#### [本文]
世界銀行のビジネス環境ランキングが大幅改善

(インド)

ニューデリー発

2018年11月09日

世界銀行が10月31日に発表した、各国のビジネスのしやすさをランク付けする「ビジネス環境の現状2019年版(Doing Business 2019)」で、インドは190カ国・地域中、77位にランクインし、2018年版(100位)から23ランク上昇した(表参照)。モディ政権が発足した2014年に発表された2015年版(142位)からは実に65ランクの大幅アップだ。世界銀行は「経済改革により大幅な改善が見られた上位10カ国」にインドを挙げている。

表 ビジネス環境の現状におけるインドの順位の推移

2018年版から顕著な改善が見られた項目は、建設許可(181位→52位)、国境貿易(146位→80位)、ビジネスの立ち上げ(156位→137位)などだ。建設許可に関してインドは、許可までにかかる時間とコストを削減する電子単一窓口(オンラインシングルウインドー)システムを導入するなどの取り組みを行っている(「エコノミック・タイムズ」紙11月1日)。

他方、2017年7月に導入された「物品・サービス税(GST)」をモディ首相の大改革の1つとして評価しつつ、手続き面では辛口の評価も見られる。例えば「納税」では2018年版から2ランク下がり121位にとどまる。インド商工省産業政策促進局(DIPP)のラメシュ・アビシェク次官は「(産業界が求める)GSTの還付手続きが定着するまでには時間を要するが、2019年にはその進展も評価されるだろう」と見通した。また、2016年に成立した破産倒産法には一定の成果が出ているとしつつ、「今後は従業員国家保険(ESI)や従業員積立基金(EPF)関連手続きを企業の設立システムに一元化することなどの改革に注力したい」(同上)とした。

現在、インド政府はDIPPを事務局として、世界銀行の全面協力を得ながらランキングの向上に取り組んでいる。具体的には、州別のランキング導入(2018年10月30日記事参照)、ビジネスのしやすさの向上に資する新政策の公募、政策導入の先進的な州が後発州を支援する体制づくりなどで、官僚機構全体を巻き込み、州間の健全な競争を促す取り組みといえそうだ。

#### [データ]
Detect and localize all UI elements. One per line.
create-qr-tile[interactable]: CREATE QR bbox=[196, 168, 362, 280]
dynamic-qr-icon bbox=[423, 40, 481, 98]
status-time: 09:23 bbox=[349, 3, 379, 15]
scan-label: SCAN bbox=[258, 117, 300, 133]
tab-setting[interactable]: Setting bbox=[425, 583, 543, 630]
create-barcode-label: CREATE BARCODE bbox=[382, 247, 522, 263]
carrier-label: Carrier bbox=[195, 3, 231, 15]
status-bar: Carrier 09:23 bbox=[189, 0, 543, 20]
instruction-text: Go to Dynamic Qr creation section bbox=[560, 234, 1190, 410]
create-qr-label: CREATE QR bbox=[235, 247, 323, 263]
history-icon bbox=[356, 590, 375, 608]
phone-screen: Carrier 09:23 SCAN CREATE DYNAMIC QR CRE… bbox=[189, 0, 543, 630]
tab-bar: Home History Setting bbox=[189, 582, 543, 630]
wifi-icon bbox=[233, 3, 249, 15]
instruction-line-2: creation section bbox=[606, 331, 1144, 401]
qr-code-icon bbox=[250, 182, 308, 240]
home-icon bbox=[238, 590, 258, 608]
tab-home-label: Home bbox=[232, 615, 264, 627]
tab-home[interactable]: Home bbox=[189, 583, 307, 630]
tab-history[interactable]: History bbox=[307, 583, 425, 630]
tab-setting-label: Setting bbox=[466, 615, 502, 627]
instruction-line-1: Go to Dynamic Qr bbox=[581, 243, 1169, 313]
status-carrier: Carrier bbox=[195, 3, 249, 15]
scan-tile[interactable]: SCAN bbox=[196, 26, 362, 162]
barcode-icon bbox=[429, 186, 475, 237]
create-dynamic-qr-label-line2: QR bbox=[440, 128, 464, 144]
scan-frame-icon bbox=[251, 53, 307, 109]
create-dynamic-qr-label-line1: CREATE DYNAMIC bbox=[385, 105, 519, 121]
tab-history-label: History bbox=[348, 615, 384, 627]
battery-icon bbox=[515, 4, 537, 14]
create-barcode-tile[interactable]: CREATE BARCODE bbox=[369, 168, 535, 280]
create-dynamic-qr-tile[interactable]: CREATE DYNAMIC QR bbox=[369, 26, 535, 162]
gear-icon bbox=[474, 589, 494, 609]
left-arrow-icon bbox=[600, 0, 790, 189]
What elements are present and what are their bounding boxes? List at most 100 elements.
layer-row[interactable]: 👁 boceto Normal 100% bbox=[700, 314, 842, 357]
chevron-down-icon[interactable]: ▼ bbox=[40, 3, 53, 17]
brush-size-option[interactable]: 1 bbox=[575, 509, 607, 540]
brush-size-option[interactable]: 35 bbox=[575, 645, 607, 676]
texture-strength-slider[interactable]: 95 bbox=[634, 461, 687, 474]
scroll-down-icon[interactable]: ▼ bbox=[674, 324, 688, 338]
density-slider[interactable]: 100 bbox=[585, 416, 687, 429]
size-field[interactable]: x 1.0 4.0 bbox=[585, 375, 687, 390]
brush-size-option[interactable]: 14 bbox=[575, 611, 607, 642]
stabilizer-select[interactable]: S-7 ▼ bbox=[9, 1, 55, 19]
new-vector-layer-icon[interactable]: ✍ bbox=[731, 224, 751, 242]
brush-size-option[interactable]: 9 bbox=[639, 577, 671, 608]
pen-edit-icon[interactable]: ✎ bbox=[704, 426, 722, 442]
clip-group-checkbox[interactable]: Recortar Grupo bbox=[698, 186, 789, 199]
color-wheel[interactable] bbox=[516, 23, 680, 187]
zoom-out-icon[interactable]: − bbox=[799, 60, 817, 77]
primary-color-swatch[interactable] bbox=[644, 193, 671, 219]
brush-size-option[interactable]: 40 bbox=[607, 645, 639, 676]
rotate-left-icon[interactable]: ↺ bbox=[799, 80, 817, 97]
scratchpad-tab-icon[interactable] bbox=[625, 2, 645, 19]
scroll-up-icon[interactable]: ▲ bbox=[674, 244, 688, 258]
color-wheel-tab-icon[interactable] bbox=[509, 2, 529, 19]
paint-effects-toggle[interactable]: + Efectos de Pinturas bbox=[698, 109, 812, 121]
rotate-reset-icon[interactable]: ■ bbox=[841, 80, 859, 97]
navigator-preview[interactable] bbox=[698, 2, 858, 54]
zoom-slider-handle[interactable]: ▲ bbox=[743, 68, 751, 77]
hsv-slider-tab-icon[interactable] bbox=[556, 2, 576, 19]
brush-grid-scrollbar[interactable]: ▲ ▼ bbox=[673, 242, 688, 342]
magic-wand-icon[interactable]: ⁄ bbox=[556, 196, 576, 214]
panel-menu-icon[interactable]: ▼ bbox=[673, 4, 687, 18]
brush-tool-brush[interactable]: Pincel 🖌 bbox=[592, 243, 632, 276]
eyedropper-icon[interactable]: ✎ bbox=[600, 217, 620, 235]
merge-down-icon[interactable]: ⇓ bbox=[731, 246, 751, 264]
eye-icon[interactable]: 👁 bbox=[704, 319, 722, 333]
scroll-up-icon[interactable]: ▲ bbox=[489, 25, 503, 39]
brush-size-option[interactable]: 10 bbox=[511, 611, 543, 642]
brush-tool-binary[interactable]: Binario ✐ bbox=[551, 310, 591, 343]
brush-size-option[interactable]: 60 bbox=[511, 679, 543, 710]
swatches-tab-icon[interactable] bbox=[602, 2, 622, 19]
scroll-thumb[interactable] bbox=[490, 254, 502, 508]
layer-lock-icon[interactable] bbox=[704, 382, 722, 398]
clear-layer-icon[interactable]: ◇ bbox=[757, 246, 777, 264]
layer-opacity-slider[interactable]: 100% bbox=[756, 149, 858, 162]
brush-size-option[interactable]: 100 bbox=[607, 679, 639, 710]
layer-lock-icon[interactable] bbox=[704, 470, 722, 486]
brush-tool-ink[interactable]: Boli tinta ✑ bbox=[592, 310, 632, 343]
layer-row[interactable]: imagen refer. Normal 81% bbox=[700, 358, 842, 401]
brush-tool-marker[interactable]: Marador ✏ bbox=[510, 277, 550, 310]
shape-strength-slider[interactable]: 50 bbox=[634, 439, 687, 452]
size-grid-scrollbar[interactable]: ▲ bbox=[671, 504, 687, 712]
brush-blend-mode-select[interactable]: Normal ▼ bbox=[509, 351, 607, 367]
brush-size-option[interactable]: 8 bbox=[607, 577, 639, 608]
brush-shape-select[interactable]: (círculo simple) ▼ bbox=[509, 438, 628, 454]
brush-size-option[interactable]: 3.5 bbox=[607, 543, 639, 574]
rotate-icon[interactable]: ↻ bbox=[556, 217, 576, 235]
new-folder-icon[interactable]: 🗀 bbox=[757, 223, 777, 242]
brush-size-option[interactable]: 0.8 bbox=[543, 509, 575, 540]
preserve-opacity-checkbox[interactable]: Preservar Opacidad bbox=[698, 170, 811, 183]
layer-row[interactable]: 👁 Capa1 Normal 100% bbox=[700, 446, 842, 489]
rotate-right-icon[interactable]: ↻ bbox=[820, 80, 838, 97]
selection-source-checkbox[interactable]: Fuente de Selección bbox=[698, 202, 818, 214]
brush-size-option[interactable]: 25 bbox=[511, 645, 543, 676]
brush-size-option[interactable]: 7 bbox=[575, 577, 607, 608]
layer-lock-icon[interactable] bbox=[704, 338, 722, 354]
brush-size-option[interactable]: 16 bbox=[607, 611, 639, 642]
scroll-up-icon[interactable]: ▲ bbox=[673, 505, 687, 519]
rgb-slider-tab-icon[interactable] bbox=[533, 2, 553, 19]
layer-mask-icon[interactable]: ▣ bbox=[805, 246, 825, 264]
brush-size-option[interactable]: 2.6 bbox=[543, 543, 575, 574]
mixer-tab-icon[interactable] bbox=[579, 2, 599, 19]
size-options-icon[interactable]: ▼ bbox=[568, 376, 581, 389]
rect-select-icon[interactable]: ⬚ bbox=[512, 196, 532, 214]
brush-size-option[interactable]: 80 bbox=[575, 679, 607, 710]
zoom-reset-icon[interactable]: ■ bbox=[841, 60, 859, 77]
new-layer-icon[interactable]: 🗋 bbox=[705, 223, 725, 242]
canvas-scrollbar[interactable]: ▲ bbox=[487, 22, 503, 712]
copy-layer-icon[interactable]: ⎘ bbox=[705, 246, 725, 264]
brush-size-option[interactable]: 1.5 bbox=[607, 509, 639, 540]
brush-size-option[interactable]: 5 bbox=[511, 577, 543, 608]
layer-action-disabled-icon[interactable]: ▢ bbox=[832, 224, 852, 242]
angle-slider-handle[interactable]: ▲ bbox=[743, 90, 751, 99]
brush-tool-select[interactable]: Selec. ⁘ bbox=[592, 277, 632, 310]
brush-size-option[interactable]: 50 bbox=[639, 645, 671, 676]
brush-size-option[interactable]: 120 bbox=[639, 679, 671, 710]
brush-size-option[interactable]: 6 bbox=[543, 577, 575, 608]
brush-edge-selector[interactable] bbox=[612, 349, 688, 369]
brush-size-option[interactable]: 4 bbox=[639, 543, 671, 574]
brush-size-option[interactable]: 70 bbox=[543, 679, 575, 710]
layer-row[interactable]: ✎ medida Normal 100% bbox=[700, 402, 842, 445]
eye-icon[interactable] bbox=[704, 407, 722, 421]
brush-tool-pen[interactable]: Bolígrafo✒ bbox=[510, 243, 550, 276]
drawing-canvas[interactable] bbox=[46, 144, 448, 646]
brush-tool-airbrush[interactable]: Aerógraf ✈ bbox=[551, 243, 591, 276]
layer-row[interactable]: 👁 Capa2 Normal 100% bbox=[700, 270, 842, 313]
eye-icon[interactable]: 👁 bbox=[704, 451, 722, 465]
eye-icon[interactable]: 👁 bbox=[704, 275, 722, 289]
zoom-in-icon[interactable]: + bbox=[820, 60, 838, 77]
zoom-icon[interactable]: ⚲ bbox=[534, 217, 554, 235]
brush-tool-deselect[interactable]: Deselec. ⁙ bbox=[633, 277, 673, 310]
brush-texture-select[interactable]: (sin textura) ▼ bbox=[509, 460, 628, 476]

#### [演習の構成]
1. インドのビジネス環境ランキングに関する記事から、次の各問いに答えよ。
(a) 「ビジネス環境の現状2019年版」で、インドは何位だったか。
(b) 建設許可の順位は2018年版から何位に変わったか。
(c) 「納税」の順位は2018年版から何ランク下がり、何位にとどまったか。
2. 本文の「2018年11月09日」で始まり「注力したい」(同上)とした。」までの部分を、「建設許可」を「建築許可」に改めて書き直せ。
一覧は本文とは関係がない。

#### [課題別の解答]
1.
(a) 190カ国・地域中77位。
(b) 181位から52位。
(c) 2ランク下がり、121位。

2.
2018年11月09日

世界銀行が10月31日に発表した、各国のビジネスのしやすさをランク付けする「ビジネス環境の現状2019年版(Doing Business 2019)」で、インドは190カ国・地域中、77位にランクインし、2018年版(100位)から23ランク上昇した(表参照)。モディ政権が発足した2014年に発表された2015年版(142位)からは実に65ランクの大幅アップだ。世界銀行は「経済改革により大幅な改善が見られた上位10カ国」にインドを挙げている。

表 ビジネス環境の現状におけるインドの順位の推移

2018年版から顕著な改善が見られた項目は、建築許可(181位→52位)、国境貿易(146位→80位)、ビジネスの立ち上げ(156位→137位)などだ。建築許可に関してインドは、許可までにかかる時間とコストを削減する電子単一窓口(オンラインシングルウインドー)システムを導入するなどの取り組みを行っている(「エコノミック・タイムズ」紙11月1日)。

他方、2017年7月に導入された「物品・サービス税(GST)」をモディ首相の大改革の1つとして評価しつつ、手続き面では辛口の評価も見られる。例えば「納税」では2018年版から2ランク下がり121位にとどまる。インド商工省産業政策促進局(DIPP)のラメシュ・アビシェク次官は「(産業界が求める)GSTの還付手続きが定着するまでには時間を要するが、2019年にはその進展も評価されるだろう」と見通した。また、2016年に成立した破産倒産法には一定の成果が出ているとしつつ、「今後は従業員国家保険(ESI)や従業員積立基金(EPF)関連手続きを企業の設立システムに一元化することなどの改革に注力したい」(同上)とした。